>> Start

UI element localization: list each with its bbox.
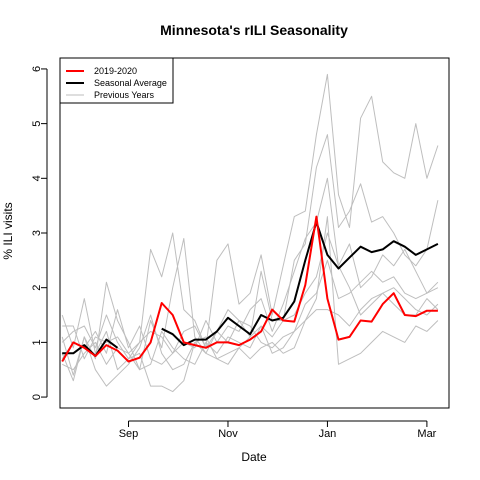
series-line-previous-years (61, 259, 439, 393)
y-tick-label: 0 (31, 394, 43, 400)
y-axis: 0 1 2 3 4 5 6 (31, 66, 48, 400)
y-axis-label: % ILI visits (1, 202, 15, 259)
series-layer (61, 73, 439, 393)
series-line-2019-2020 (61, 215, 438, 363)
series-line-seasonal-average (62, 338, 119, 357)
legend-label-2019-2020: 2019-2020 (94, 66, 137, 76)
y-tick-label: 3 (31, 230, 43, 236)
x-axis: Sep Nov Jan Mar (119, 420, 437, 440)
y-tick-label: 2 (31, 285, 43, 291)
series-line-previous-years (61, 73, 439, 371)
x-tick-label: Jan (319, 428, 337, 440)
x-tick-label: Mar (417, 428, 436, 440)
plot-frame (59, 57, 450, 409)
series-line-previous-years (62, 292, 439, 360)
series-line-previous-years (61, 232, 439, 371)
x-axis-label: Date (241, 450, 267, 464)
x-tick-label: Nov (218, 428, 238, 440)
chart-title: Minnesota's rILI Seasonality (160, 22, 348, 38)
y-tick-label: 4 (31, 175, 43, 181)
legend: 2019-2020 Seasonal Average Previous Year… (59, 57, 174, 104)
legend-label-previous-years: Previous Years (94, 90, 155, 100)
y-tick-label: 1 (31, 339, 43, 345)
x-tick-label: Sep (119, 428, 139, 440)
legend-label-seasonal-average: Seasonal Average (94, 78, 167, 88)
y-tick-label: 5 (31, 121, 43, 127)
series-line-previous-years (61, 177, 439, 365)
series-line-seasonal-average (161, 221, 439, 347)
series-line-previous-years (61, 216, 439, 387)
y-tick-label: 6 (31, 66, 43, 72)
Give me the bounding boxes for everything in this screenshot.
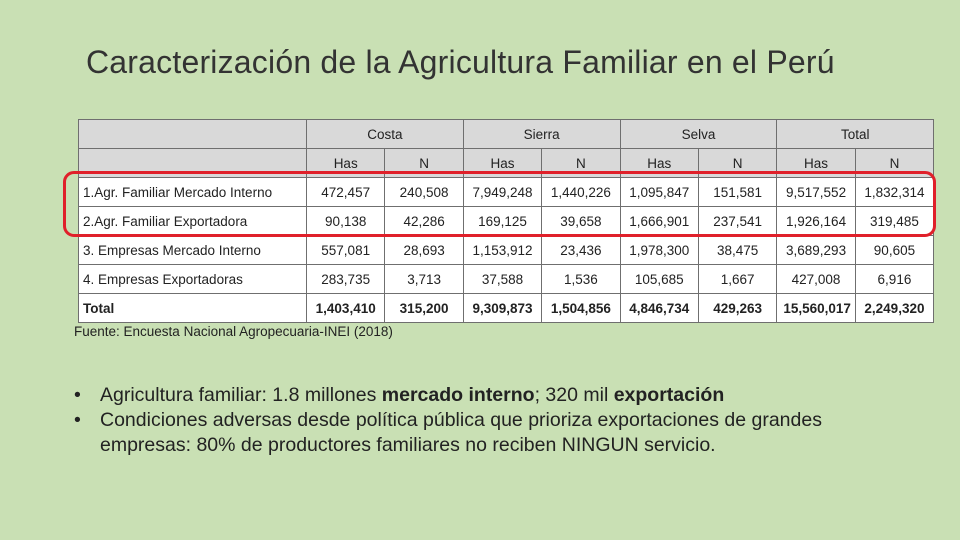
table-row: 1.Agr. Familiar Mercado Interno 472,457 …: [78, 177, 935, 207]
table-cell: 427,008: [776, 264, 856, 294]
table-cell: 28,693: [384, 235, 464, 265]
table-cell: 90,138: [305, 206, 386, 236]
bullet-item: • Condiciones adversas desde política púb…: [74, 408, 914, 458]
region-header-selva: Selva: [619, 119, 778, 149]
table-row: 4. Empresas Exportadoras 283,735 3,713 3…: [78, 264, 935, 294]
subheader-cell: Has: [619, 148, 699, 178]
region-header-row: Costa Sierra Selva Total: [78, 119, 935, 149]
table-cell: 15,560,017: [776, 293, 856, 323]
table-cell: 9,309,873: [462, 293, 543, 323]
subheader-cell: N: [541, 148, 621, 178]
corner-cell: [78, 119, 307, 149]
region-header-costa: Costa: [306, 119, 464, 149]
region-header-sierra: Sierra: [462, 119, 621, 149]
corner-cell: [78, 148, 307, 178]
source-note: Fuente: Encuesta Nacional Agropecuaria-I…: [74, 324, 393, 339]
subheader-cell: Has: [462, 148, 543, 178]
table-cell: 1,667: [697, 264, 778, 294]
table-cell: 240,508: [384, 177, 464, 207]
row-label: 3. Empresas Mercado Interno: [78, 235, 307, 265]
table-cell: 37,588: [462, 264, 543, 294]
row-label: 4. Empresas Exportadoras: [78, 264, 307, 294]
data-table-container: Costa Sierra Selva Total Has N Has N Has…: [78, 119, 935, 323]
row-label: Total: [78, 293, 307, 323]
table-cell: 315,200: [384, 293, 464, 323]
table-cell: 1,978,300: [619, 235, 699, 265]
bullet-text: Agricultura familiar: 1.8 millones: [100, 384, 382, 406]
table-cell: 3,713: [384, 264, 464, 294]
table-cell: 1,440,226: [541, 177, 621, 207]
table-cell: 429,263: [697, 293, 778, 323]
table-cell: 3,689,293: [776, 235, 856, 265]
table-cell: 39,658: [541, 206, 621, 236]
table-cell: 1,832,314: [854, 177, 935, 207]
subheader-row: Has N Has N Has N Has N: [78, 148, 935, 178]
row-label: 2.Agr. Familiar Exportadora: [78, 206, 307, 236]
subheader-cell: N: [854, 148, 935, 178]
subheader-cell: Has: [305, 148, 386, 178]
table-cell: 6,916: [854, 264, 935, 294]
bullet-text: ; 320 mil: [534, 384, 614, 406]
bullet-dot-icon: •: [74, 409, 81, 431]
table-cell: 472,457: [305, 177, 386, 207]
table-cell: 2,249,320: [854, 293, 935, 323]
slide-title: Caracterización de la Agricultura Famili…: [86, 44, 835, 80]
table-cell: 38,475: [697, 235, 778, 265]
bullet-text: Condiciones adversas desde política públ…: [100, 409, 822, 456]
table-cell: 283,735: [305, 264, 386, 294]
table-cell: 9,517,552: [776, 177, 856, 207]
table-row: 3. Empresas Mercado Interno 557,081 28,6…: [78, 235, 935, 265]
table-row: 2.Agr. Familiar Exportadora 90,138 42,28…: [78, 206, 935, 236]
table-cell: 23,436: [541, 235, 621, 265]
bullet-bold-text: mercado interno: [381, 384, 535, 406]
table-cell: 1,403,410: [305, 293, 386, 323]
table-cell: 4,846,734: [619, 293, 699, 323]
table-cell: 1,153,912: [462, 235, 543, 265]
table-cell: 105,685: [619, 264, 699, 294]
bullet-list: • Agricultura familiar: 1.8 millones merc…: [74, 383, 914, 458]
table-cell: 319,485: [854, 206, 935, 236]
row-label: 1.Agr. Familiar Mercado Interno: [78, 177, 307, 207]
table-cell: 151,581: [697, 177, 778, 207]
bullet-item: • Agricultura familiar: 1.8 millones merc…: [74, 383, 914, 408]
table-cell: 237,541: [697, 206, 778, 236]
table-cell: 557,081: [305, 235, 386, 265]
table-cell: 1,536: [541, 264, 621, 294]
bullet-dot-icon: •: [74, 384, 81, 406]
region-header-total: Total: [776, 119, 935, 149]
table-cell: 1,504,856: [541, 293, 621, 323]
table-cell: 42,286: [384, 206, 464, 236]
table-cell: 7,949,248: [462, 177, 543, 207]
total-row: Total 1,403,410 315,200 9,309,873 1,504,…: [78, 293, 935, 323]
bullet-bold-text: exportación: [613, 384, 725, 406]
table-cell: 1,666,901: [619, 206, 699, 236]
data-table: Costa Sierra Selva Total Has N Has N Has…: [78, 119, 935, 323]
table-cell: 169,125: [462, 206, 543, 236]
table-cell: 1,926,164: [776, 206, 856, 236]
subheader-cell: N: [697, 148, 778, 178]
table-cell: 90,605: [854, 235, 935, 265]
subheader-cell: Has: [776, 148, 856, 178]
subheader-cell: N: [384, 148, 464, 178]
table-cell: 1,095,847: [619, 177, 699, 207]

>> End

— DIRECTIVE —
Write out every line of the items above again word for word, leaving out the pictures.

— RESULT OF THIS TASK —
UI element localization: list each with its bbox.
series-line-previous-years (61, 259, 439, 393)
y-tick-label: 0 (31, 394, 43, 400)
y-axis: 0 1 2 3 4 5 6 (31, 66, 48, 400)
y-axis-label: % ILI visits (1, 202, 15, 259)
series-layer (61, 73, 439, 393)
series-line-2019-2020 (61, 215, 438, 363)
series-line-seasonal-average (62, 338, 119, 357)
legend-label-2019-2020: 2019-2020 (94, 66, 137, 76)
y-tick-label: 3 (31, 230, 43, 236)
x-axis: Sep Nov Jan Mar (119, 420, 437, 440)
y-tick-label: 2 (31, 285, 43, 291)
series-line-previous-years (61, 73, 439, 371)
x-tick-label: Jan (319, 428, 337, 440)
x-tick-label: Mar (417, 428, 436, 440)
plot-frame (59, 57, 450, 409)
series-line-previous-years (62, 292, 439, 360)
series-line-previous-years (61, 232, 439, 371)
x-axis-label: Date (241, 450, 267, 464)
x-tick-label: Nov (218, 428, 238, 440)
chart-title: Minnesota's rILI Seasonality (160, 22, 348, 38)
y-tick-label: 4 (31, 175, 43, 181)
legend: 2019-2020 Seasonal Average Previous Year… (59, 57, 174, 104)
legend-label-previous-years: Previous Years (94, 90, 155, 100)
y-tick-label: 1 (31, 339, 43, 345)
x-tick-label: Sep (119, 428, 139, 440)
legend-label-seasonal-average: Seasonal Average (94, 78, 167, 88)
y-tick-label: 5 (31, 121, 43, 127)
series-line-previous-years (61, 177, 439, 365)
series-line-seasonal-average (161, 221, 439, 347)
series-line-previous-years (61, 216, 439, 387)
y-tick-label: 6 (31, 66, 43, 72)
Give me the bounding boxes for everything in this screenshot.
table-row: 1.Agr. Familiar Mercado Interno 472,457 …: [78, 177, 935, 207]
table-cell: 427,008: [776, 264, 856, 294]
table-cell: 28,693: [384, 235, 464, 265]
table-cell: 90,138: [305, 206, 386, 236]
bullet-item: • Condiciones adversas desde política púb…: [74, 408, 914, 458]
region-header-selva: Selva: [619, 119, 778, 149]
table-row: 4. Empresas Exportadoras 283,735 3,713 3…: [78, 264, 935, 294]
subheader-cell: Has: [619, 148, 699, 178]
region-header-row: Costa Sierra Selva Total: [78, 119, 935, 149]
table-cell: 15,560,017: [776, 293, 856, 323]
table-cell: 9,309,873: [462, 293, 543, 323]
subheader-cell: N: [541, 148, 621, 178]
corner-cell: [78, 119, 307, 149]
region-header-costa: Costa: [306, 119, 464, 149]
region-header-sierra: Sierra: [462, 119, 621, 149]
corner-cell: [78, 148, 307, 178]
source-note: Fuente: Encuesta Nacional Agropecuaria-I…: [74, 324, 393, 339]
subheader-cell: Has: [462, 148, 543, 178]
table-cell: 1,667: [697, 264, 778, 294]
table-cell: 240,508: [384, 177, 464, 207]
row-label: 3. Empresas Mercado Interno: [78, 235, 307, 265]
table-cell: 37,588: [462, 264, 543, 294]
row-label: 4. Empresas Exportadoras: [78, 264, 307, 294]
data-table-container: Costa Sierra Selva Total Has N Has N Has…: [78, 119, 935, 323]
row-label: Total: [78, 293, 307, 323]
table-cell: 315,200: [384, 293, 464, 323]
table-cell: 1,978,300: [619, 235, 699, 265]
bullet-text: Agricultura familiar: 1.8 millones: [100, 384, 382, 406]
table-cell: 3,713: [384, 264, 464, 294]
table-cell: 1,440,226: [541, 177, 621, 207]
table-cell: 429,263: [697, 293, 778, 323]
table-cell: 3,689,293: [776, 235, 856, 265]
table-cell: 39,658: [541, 206, 621, 236]
table-cell: 1,832,314: [854, 177, 935, 207]
subheader-row: Has N Has N Has N Has N: [78, 148, 935, 178]
row-label: 2.Agr. Familiar Exportadora: [78, 206, 307, 236]
subheader-cell: N: [854, 148, 935, 178]
subheader-cell: Has: [305, 148, 386, 178]
table-cell: 6,916: [854, 264, 935, 294]
bullet-text: ; 320 mil: [534, 384, 614, 406]
bullet-dot-icon: •: [74, 409, 81, 431]
table-cell: 472,457: [305, 177, 386, 207]
table-cell: 2,249,320: [854, 293, 935, 323]
slide-title: Caracterización de la Agricultura Famili…: [86, 44, 835, 80]
table-cell: 38,475: [697, 235, 778, 265]
bullet-text: Condiciones adversas desde política públ…: [100, 409, 822, 456]
table-cell: 283,735: [305, 264, 386, 294]
table-cell: 9,517,552: [776, 177, 856, 207]
table-row: 3. Empresas Mercado Interno 557,081 28,6…: [78, 235, 935, 265]
table-row: 2.Agr. Familiar Exportadora 90,138 42,28…: [78, 206, 935, 236]
table-cell: 23,436: [541, 235, 621, 265]
bullet-bold-text: mercado interno: [381, 384, 535, 406]
table-cell: 1,403,410: [305, 293, 386, 323]
table-cell: 4,846,734: [619, 293, 699, 323]
table-cell: 1,153,912: [462, 235, 543, 265]
table-cell: 105,685: [619, 264, 699, 294]
bullet-list: • Agricultura familiar: 1.8 millones merc…: [74, 383, 914, 458]
table-cell: 319,485: [854, 206, 935, 236]
row-label: 1.Agr. Familiar Mercado Interno: [78, 177, 307, 207]
table-cell: 151,581: [697, 177, 778, 207]
bullet-item: • Agricultura familiar: 1.8 millones merc…: [74, 383, 914, 408]
table-cell: 237,541: [697, 206, 778, 236]
table-cell: 557,081: [305, 235, 386, 265]
table-cell: 1,536: [541, 264, 621, 294]
bullet-dot-icon: •: [74, 384, 81, 406]
region-header-total: Total: [776, 119, 935, 149]
table-cell: 1,504,856: [541, 293, 621, 323]
table-cell: 42,286: [384, 206, 464, 236]
table-cell: 7,949,248: [462, 177, 543, 207]
total-row: Total 1,403,410 315,200 9,309,873 1,504,…: [78, 293, 935, 323]
bullet-bold-text: exportación: [613, 384, 725, 406]
table-cell: 1,666,901: [619, 206, 699, 236]
data-table: Costa Sierra Selva Total Has N Has N Has…: [78, 119, 935, 323]
table-cell: 169,125: [462, 206, 543, 236]
table-cell: 1,926,164: [776, 206, 856, 236]
subheader-cell: N: [697, 148, 778, 178]
table-cell: 90,605: [854, 235, 935, 265]
subheader-cell: Has: [776, 148, 856, 178]
subheader-cell: N: [384, 148, 464, 178]
table-cell: 1,095,847: [619, 177, 699, 207]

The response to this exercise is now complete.